What the task asks —
Could you give the data below again, exactly and completely?

Data provided —

....

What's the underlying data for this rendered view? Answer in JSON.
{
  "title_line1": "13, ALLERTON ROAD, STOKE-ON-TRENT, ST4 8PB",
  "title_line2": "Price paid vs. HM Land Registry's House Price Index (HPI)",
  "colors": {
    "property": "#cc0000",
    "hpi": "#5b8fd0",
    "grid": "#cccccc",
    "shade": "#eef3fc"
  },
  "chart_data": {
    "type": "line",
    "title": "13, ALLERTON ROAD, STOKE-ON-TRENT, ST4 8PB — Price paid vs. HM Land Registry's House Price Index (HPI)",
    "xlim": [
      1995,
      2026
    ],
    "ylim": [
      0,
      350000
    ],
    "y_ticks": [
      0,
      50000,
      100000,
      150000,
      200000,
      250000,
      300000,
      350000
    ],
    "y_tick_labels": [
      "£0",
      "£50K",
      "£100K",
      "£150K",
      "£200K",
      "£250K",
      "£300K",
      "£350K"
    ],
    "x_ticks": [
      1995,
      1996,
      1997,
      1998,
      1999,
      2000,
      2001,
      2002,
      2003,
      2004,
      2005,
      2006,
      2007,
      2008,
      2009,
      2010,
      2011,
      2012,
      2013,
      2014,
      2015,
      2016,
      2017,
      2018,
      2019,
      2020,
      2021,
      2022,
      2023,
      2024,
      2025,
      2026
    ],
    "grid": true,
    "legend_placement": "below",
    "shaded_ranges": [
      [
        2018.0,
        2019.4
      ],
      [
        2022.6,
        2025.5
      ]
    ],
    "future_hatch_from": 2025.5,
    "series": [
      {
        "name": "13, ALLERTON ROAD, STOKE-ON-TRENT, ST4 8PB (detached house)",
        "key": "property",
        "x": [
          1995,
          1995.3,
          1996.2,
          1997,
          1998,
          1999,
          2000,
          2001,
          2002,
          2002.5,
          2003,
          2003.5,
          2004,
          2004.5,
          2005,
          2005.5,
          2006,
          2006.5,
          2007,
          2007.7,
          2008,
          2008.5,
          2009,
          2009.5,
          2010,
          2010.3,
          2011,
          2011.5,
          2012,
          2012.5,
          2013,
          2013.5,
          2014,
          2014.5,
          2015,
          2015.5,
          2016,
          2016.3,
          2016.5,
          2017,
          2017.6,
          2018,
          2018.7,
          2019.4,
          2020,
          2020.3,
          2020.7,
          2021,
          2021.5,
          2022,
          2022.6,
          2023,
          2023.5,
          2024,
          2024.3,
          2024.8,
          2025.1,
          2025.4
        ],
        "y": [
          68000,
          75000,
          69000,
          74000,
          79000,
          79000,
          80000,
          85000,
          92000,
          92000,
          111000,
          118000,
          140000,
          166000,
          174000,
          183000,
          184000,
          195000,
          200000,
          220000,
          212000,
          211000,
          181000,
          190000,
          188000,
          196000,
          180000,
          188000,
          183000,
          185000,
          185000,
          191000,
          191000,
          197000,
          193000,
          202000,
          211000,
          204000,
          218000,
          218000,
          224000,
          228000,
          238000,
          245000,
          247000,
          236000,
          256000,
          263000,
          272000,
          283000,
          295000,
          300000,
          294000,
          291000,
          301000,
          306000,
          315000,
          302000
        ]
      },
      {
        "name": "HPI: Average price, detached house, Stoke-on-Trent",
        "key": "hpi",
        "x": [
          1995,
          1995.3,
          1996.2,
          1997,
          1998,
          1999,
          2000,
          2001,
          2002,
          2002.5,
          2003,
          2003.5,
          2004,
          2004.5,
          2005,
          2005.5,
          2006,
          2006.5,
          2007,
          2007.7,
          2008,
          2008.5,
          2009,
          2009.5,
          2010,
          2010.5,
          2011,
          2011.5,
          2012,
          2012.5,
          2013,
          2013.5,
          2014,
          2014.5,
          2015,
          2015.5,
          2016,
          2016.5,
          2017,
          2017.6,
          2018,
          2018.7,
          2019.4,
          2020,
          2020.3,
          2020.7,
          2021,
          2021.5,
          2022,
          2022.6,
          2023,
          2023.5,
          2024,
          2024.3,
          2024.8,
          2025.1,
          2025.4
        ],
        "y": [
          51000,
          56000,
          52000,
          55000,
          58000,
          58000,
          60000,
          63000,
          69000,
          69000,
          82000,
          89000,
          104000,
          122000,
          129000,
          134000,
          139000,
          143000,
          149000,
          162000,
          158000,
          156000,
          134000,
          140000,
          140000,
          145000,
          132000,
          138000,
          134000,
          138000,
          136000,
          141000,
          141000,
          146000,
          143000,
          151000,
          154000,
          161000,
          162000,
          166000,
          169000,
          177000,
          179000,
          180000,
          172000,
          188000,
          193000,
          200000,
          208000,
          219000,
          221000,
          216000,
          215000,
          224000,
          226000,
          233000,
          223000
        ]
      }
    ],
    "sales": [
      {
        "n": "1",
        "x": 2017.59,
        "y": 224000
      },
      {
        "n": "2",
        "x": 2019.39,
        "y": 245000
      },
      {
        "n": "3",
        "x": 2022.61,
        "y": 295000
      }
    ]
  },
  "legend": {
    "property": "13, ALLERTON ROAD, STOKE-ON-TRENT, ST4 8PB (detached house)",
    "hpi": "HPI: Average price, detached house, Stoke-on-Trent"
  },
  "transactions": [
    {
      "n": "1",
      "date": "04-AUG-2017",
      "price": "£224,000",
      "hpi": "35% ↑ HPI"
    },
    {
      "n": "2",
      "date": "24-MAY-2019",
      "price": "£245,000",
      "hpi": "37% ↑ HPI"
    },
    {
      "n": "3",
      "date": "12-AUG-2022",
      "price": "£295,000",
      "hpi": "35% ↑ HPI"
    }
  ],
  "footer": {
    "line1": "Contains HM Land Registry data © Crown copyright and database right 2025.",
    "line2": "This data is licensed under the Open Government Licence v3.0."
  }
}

....

Task solution —
What's the underlying data for this rendered view? Answer in JSON.
{
  "title_line1": "13, ALLERTON ROAD, STOKE-ON-TRENT, ST4 8PB",
  "title_line2": "Price paid vs. HM Land Registry's House Price Index (HPI)",
  "colors": {
    "property": "#cc0000",
    "hpi": "#5b8fd0",
    "grid": "#cccccc",
    "shade": "#eef3fc"
  },
  "chart_data": {
    "type": "line",
    "title": "13, ALLERTON ROAD, STOKE-ON-TRENT, ST4 8PB — Price paid vs. HM Land Registry's House Price Index (HPI)",
    "xlim": [
      1995,
      2026
    ],
    "ylim": [
      0,
      350000
    ],
    "y_ticks": [
      0,
      50000,
      100000,
      150000,
      200000,
      250000,
      300000,
      350000
    ],
    "y_tick_labels": [
      "£0",
      "£50K",
      "£100K",
      "£150K",
      "£200K",
      "£250K",
      "£300K",
      "£350K"
    ],
    "x_ticks": [
      1995,
      1996,
      1997,
      1998,
      1999,
      2000,
      2001,
      2002,
      2003,
      2004,
      2005,
      2006,
      2007,
      2008,
      2009,
      2010,
      2011,
      2012,
      2013,
      2014,
      2015,
      2016,
      2017,
      2018,
      2019,
      2020,
      2021,
      2022,
      2023,
      2024,
      2025,
      2026
    ],
    "grid": true,
    "legend_placement": "below",
    "shaded_ranges": [
      [
        2018.0,
        2019.4
      ],
      [
        2022.6,
        2025.5
      ]
    ],
    "future_hatch_from": 2025.5,
    "series": [
      {
        "name": "13, ALLERTON ROAD, STOKE-ON-TRENT, ST4 8PB (detached house)",
        "key": "property",
        "x": [
          1995,
          1995.3,
          1996.2,
          1997,
          1998,
          1999,
          2000,
          2001,
          2002,
          2002.5,
          2003,
          2003.5,
          2004,
          2004.5,
          2005,
          2005.5,
          2006,
          2006.5,
          2007,
          2007.7,
          2008,
          2008.5,
          2009,
          2009.5,
          2010,
          2010.3,
          2011,
          2011.5,
          2012,
          2012.5,
          2013,
          2013.5,
          2014,
          2014.5,
          2015,
          2015.5,
          2016,
          2016.3,
          2016.5,
          2017,
          2017.6,
          2018,
          2018.7,
          2019.4,
          2020,
          2020.3,
          2020.7,
          2021,
          2021.5,
          2022,
          2022.6,
          2023,
          2023.5,
          2024,
          2024.3,
          2024.8,
          2025.1,
          2025.4
        ],
        "y": [
          68000,
          75000,
          69000,
          74000,
          79000,
          79000,
          80000,
          85000,
          92000,
          92000,
          111000,
          118000,
          140000,
          166000,
          174000,
          183000,
          184000,
          195000,
          200000,
          220000,
          212000,
          211000,
          181000,
          190000,
          188000,
          196000,
          180000,
          188000,
          183000,
          185000,
          185000,
          191000,
          191000,
          197000,
          193000,
          202000,
          211000,
          204000,
          218000,
          218000,
          224000,
          228000,
          238000,
          245000,
          247000,
          236000,
          256000,
          263000,
          272000,
          283000,
          295000,
          300000,
          294000,
          291000,
          301000,
          306000,
          315000,
          302000
        ]
      },
      {
        "name": "HPI: Average price, detached house, Stoke-on-Trent",
        "key": "hpi",
        "x": [
          1995,
          1995.3,
          1996.2,
          1997,
          1998,
          1999,
          2000,
          2001,
          2002,
          2002.5,
          2003,
          2003.5,
          2004,
          2004.5,
          2005,
          2005.5,
          2006,
          2006.5,
          2007,
          2007.7,
          2008,
          2008.5,
          2009,
          2009.5,
          2010,
          2010.5,
          2011,
          2011.5,
          2012,
          2012.5,
          2013,
          2013.5,
          2014,
          2014.5,
          2015,
          2015.5,
          2016,
          2016.5,
          2017,
          2017.6,
          2018,
          2018.7,
          2019.4,
          2020,
          2020.3,
          2020.7,
          2021,
          2021.5,
          2022,
          2022.6,
          2023,
          2023.5,
          2024,
          2024.3,
          2024.8,
          2025.1,
          2025.4
        ],
        "y": [
          51000,
          56000,
          52000,
          55000,
          58000,
          58000,
          60000,
          63000,
          69000,
          69000,
          82000,
          89000,
          104000,
          122000,
          129000,
          134000,
          139000,
          143000,
          149000,
          162000,
          158000,
          156000,
          134000,
          140000,
          140000,
          145000,
          132000,
          138000,
          134000,
          138000,
          136000,
          141000,
          141000,
          146000,
          143000,
          151000,
          154000,
          161000,
          162000,
          166000,
          169000,
          177000,
          179000,
          180000,
          172000,
          188000,
          193000,
          200000,
          208000,
          219000,
          221000,
          216000,
          215000,
          224000,
          226000,
          233000,
          223000
        ]
      }
    ],
    "sales": [
      {
        "n": "1",
        "x": 2017.59,
        "y": 224000
      },
      {
        "n": "2",
        "x": 2019.39,
        "y": 245000
      },
      {
        "n": "3",
        "x": 2022.61,
        "y": 295000
      }
    ]
  },
  "legend": {
    "property": "13, ALLERTON ROAD, STOKE-ON-TRENT, ST4 8PB (detached house)",
    "hpi": "HPI: Average price, detached house, Stoke-on-Trent"
  },
  "transactions": [
    {
      "n": "1",
      "date": "04-AUG-2017",
      "price": "£224,000",
      "hpi": "35% ↑ HPI"
    },
    {
      "n": "2",
      "date": "24-MAY-2019",
      "price": "£245,000",
      "hpi": "37% ↑ HPI"
    },
    {
      "n": "3",
      "date": "12-AUG-2022",
      "price": "£295,000",
      "hpi": "35% ↑ HPI"
    }
  ],
  "footer": {
    "line1": "Contains HM Land Registry data © Crown copyright and database right 2025.",
    "line2": "This data is licensed under the Open Government Licence v3.0."
  }
}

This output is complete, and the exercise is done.